##### RECORDS TO PROCESS

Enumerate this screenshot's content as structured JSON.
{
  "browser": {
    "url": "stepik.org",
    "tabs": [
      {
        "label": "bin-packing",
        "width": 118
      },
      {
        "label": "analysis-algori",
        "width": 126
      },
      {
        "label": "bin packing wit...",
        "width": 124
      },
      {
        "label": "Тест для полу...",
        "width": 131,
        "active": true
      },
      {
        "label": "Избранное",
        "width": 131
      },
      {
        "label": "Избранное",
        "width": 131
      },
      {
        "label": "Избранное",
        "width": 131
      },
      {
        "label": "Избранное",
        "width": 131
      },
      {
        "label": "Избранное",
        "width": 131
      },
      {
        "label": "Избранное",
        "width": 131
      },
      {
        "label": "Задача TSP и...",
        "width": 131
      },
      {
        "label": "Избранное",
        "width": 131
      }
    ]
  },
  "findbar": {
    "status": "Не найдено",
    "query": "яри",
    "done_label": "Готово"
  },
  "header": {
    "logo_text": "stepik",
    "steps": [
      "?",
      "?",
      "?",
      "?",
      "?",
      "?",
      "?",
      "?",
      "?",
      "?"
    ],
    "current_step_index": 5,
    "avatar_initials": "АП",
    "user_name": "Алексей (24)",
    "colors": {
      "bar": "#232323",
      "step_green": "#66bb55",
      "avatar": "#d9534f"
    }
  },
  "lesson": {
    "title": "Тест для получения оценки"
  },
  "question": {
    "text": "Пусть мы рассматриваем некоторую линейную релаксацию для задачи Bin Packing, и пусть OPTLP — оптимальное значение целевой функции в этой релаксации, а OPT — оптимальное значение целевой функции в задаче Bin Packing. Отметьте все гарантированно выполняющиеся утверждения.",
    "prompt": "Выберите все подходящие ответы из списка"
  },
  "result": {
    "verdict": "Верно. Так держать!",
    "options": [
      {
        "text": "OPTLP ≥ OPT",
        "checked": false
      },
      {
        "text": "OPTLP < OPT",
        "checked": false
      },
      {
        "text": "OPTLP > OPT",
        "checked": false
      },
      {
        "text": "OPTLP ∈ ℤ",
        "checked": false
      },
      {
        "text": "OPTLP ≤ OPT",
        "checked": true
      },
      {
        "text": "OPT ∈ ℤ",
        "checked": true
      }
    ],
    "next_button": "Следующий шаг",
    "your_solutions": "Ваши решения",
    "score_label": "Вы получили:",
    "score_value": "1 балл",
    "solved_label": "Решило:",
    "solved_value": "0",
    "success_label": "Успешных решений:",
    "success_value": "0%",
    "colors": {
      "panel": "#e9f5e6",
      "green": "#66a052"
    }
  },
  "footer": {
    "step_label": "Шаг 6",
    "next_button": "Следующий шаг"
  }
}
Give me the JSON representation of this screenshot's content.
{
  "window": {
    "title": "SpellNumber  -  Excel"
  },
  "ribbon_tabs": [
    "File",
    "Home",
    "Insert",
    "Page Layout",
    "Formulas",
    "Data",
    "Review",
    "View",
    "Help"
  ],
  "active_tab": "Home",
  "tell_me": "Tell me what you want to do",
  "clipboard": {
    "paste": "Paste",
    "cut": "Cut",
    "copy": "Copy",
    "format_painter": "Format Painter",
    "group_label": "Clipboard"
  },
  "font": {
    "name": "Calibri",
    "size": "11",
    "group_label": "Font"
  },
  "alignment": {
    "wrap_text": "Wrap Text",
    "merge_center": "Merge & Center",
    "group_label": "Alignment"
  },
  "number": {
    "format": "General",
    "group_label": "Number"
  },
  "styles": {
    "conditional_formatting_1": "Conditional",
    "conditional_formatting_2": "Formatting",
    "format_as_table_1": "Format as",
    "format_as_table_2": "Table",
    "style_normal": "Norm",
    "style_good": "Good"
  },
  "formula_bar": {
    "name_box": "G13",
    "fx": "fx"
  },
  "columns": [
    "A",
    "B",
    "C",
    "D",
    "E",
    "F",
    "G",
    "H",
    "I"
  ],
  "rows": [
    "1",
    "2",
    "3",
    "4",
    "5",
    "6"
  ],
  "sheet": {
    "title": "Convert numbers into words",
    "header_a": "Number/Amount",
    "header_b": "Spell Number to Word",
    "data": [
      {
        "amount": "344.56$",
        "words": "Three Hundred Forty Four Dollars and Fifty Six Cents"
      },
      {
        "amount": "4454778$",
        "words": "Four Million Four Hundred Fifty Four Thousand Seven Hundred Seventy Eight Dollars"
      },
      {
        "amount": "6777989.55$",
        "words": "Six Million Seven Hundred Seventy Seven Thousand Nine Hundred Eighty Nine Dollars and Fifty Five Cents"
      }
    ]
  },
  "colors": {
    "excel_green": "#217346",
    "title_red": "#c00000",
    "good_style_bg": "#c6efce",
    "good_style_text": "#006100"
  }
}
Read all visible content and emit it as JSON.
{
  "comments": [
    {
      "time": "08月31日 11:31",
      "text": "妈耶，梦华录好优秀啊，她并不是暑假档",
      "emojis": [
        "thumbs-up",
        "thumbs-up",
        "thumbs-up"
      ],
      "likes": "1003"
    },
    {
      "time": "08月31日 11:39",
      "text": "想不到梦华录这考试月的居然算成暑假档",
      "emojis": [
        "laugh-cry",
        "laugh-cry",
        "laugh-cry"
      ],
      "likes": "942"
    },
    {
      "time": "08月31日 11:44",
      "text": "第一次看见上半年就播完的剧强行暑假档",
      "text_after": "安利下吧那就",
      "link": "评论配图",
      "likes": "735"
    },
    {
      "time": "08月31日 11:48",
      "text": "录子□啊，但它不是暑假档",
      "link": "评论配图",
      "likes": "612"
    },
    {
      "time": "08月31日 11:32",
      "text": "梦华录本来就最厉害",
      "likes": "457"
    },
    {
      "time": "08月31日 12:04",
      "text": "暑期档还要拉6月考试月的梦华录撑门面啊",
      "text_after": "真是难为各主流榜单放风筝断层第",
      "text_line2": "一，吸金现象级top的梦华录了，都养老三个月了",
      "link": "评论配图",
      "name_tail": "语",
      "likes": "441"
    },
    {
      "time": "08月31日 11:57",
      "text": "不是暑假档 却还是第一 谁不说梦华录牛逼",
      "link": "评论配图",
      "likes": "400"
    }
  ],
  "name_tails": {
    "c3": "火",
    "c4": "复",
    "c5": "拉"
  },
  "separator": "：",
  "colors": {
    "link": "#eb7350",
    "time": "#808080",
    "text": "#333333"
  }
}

##########

PROMPT
Transcribe the entire listing above precisely.

THE RESPONSE
Enumerate this screenshot's content as structured JSON.
{
  "browser": {
    "url": "stepik.org",
    "tabs": [
      {
        "label": "bin-packing",
        "width": 118
      },
      {
        "label": "analysis-algori",
        "width": 126
      },
      {
        "label": "bin packing wit...",
        "width": 124
      },
      {
        "label": "Тест для полу...",
        "width": 131,
        "active": true
      },
      {
        "label": "Избранное",
        "width": 131
      },
      {
        "label": "Избранное",
        "width": 131
      },
      {
        "label": "Избранное",
        "width": 131
      },
      {
        "label": "Избранное",
        "width": 131
      },
      {
        "label": "Избранное",
        "width": 131
      },
      {
        "label": "Избранное",
        "width": 131
      },
      {
        "label": "Задача TSP и...",
        "width": 131
      },
      {
        "label": "Избранное",
        "width": 131
      }
    ]
  },
  "findbar": {
    "status": "Не найдено",
    "query": "яри",
    "done_label": "Готово"
  },
  "header": {
    "logo_text": "stepik",
    "steps": [
      "?",
      "?",
      "?",
      "?",
      "?",
      "?",
      "?",
      "?",
      "?",
      "?"
    ],
    "current_step_index": 5,
    "avatar_initials": "АП",
    "user_name": "Алексей (24)",
    "colors": {
      "bar": "#232323",
      "step_green": "#66bb55",
      "avatar": "#d9534f"
    }
  },
  "lesson": {
    "title": "Тест для получения оценки"
  },
  "question": {
    "text": "Пусть мы рассматриваем некоторую линейную релаксацию для задачи Bin Packing, и пусть OPTLP — оптимальное значение целевой функции в этой релаксации, а OPT — оптимальное значение целевой функции в задаче Bin Packing. Отметьте все гарантированно выполняющиеся утверждения.",
    "prompt": "Выберите все подходящие ответы из списка"
  },
  "result": {
    "verdict": "Верно. Так держать!",
    "options": [
      {
        "text": "OPTLP ≥ OPT",
        "checked": false
      },
      {
        "text": "OPTLP < OPT",
        "checked": false
      },
      {
        "text": "OPTLP > OPT",
        "checked": false
      },
      {
        "text": "OPTLP ∈ ℤ",
        "checked": false
      },
      {
        "text": "OPTLP ≤ OPT",
        "checked": true
      },
      {
        "text": "OPT ∈ ℤ",
        "checked": true
      }
    ],
    "next_button": "Следующий шаг",
    "your_solutions": "Ваши решения",
    "score_label": "Вы получили:",
    "score_value": "1 балл",
    "solved_label": "Решило:",
    "solved_value": "0",
    "success_label": "Успешных решений:",
    "success_value": "0%",
    "colors": {
      "panel": "#e9f5e6",
      "green": "#66a052"
    }
  },
  "footer": {
    "step_label": "Шаг 6",
    "next_button": "Следующий шаг"
  }
}
Give me the JSON representation of this screenshot's content.
{
  "window": {
    "title": "SpellNumber  -  Excel"
  },
  "ribbon_tabs": [
    "File",
    "Home",
    "Insert",
    "Page Layout",
    "Formulas",
    "Data",
    "Review",
    "View",
    "Help"
  ],
  "active_tab": "Home",
  "tell_me": "Tell me what you want to do",
  "clipboard": {
    "paste": "Paste",
    "cut": "Cut",
    "copy": "Copy",
    "format_painter": "Format Painter",
    "group_label": "Clipboard"
  },
  "font": {
    "name": "Calibri",
    "size": "11",
    "group_label": "Font"
  },
  "alignment": {
    "wrap_text": "Wrap Text",
    "merge_center": "Merge & Center",
    "group_label": "Alignment"
  },
  "number": {
    "format": "General",
    "group_label": "Number"
  },
  "styles": {
    "conditional_formatting_1": "Conditional",
    "conditional_formatting_2": "Formatting",
    "format_as_table_1": "Format as",
    "format_as_table_2": "Table",
    "style_normal": "Norm",
    "style_good": "Good"
  },
  "formula_bar": {
    "name_box": "G13",
    "fx": "fx"
  },
  "columns": [
    "A",
    "B",
    "C",
    "D",
    "E",
    "F",
    "G",
    "H",
    "I"
  ],
  "rows": [
    "1",
    "2",
    "3",
    "4",
    "5",
    "6"
  ],
  "sheet": {
    "title": "Convert numbers into words",
    "header_a": "Number/Amount",
    "header_b": "Spell Number to Word",
    "data": [
      {
        "amount": "344.56$",
        "words": "Three Hundred Forty Four Dollars and Fifty Six Cents"
      },
      {
        "amount": "4454778$",
        "words": "Four Million Four Hundred Fifty Four Thousand Seven Hundred Seventy Eight Dollars"
      },
      {
        "amount": "6777989.55$",
        "words": "Six Million Seven Hundred Seventy Seven Thousand Nine Hundred Eighty Nine Dollars and Fifty Five Cents"
      }
    ]
  },
  "colors": {
    "excel_green": "#217346",
    "title_red": "#c00000",
    "good_style_bg": "#c6efce",
    "good_style_text": "#006100"
  }
}
Read all visible content and emit it as JSON.
{
  "comments": [
    {
      "time": "08月31日 11:31",
      "text": "妈耶，梦华录好优秀啊，她并不是暑假档",
      "emojis": [
        "thumbs-up",
        "thumbs-up",
        "thumbs-up"
      ],
      "likes": "1003"
    },
    {
      "time": "08月31日 11:39",
      "text": "想不到梦华录这考试月的居然算成暑假档",
      "emojis": [
        "laugh-cry",
        "laugh-cry",
        "laugh-cry"
      ],
      "likes": "942"
    },
    {
      "time": "08月31日 11:44",
      "text": "第一次看见上半年就播完的剧强行暑假档",
      "text_after": "安利下吧那就",
      "link": "评论配图",
      "likes": "735"
    },
    {
      "time": "08月31日 11:48",
      "text": "录子□啊，但它不是暑假档",
      "link": "评论配图",
      "likes": "612"
    },
    {
      "time": "08月31日 11:32",
      "text": "梦华录本来就最厉害",
      "likes": "457"
    },
    {
      "time": "08月31日 12:04",
      "text": "暑期档还要拉6月考试月的梦华录撑门面啊",
      "text_after": "真是难为各主流榜单放风筝断层第",
      "text_line2": "一，吸金现象级top的梦华录了，都养老三个月了",
      "link": "评论配图",
      "name_tail": "语",
      "likes": "441"
    },
    {
      "time": "08月31日 11:57",
      "text": "不是暑假档 却还是第一 谁不说梦华录牛逼",
      "link": "评论配图",
      "likes": "400"
    }
  ],
  "name_tails": {
    "c3": "火",
    "c4": "复",
    "c5": "拉"
  },
  "separator": "：",
  "colors": {
    "link": "#eb7350",
    "time": "#808080",
    "text": "#333333"
  }
}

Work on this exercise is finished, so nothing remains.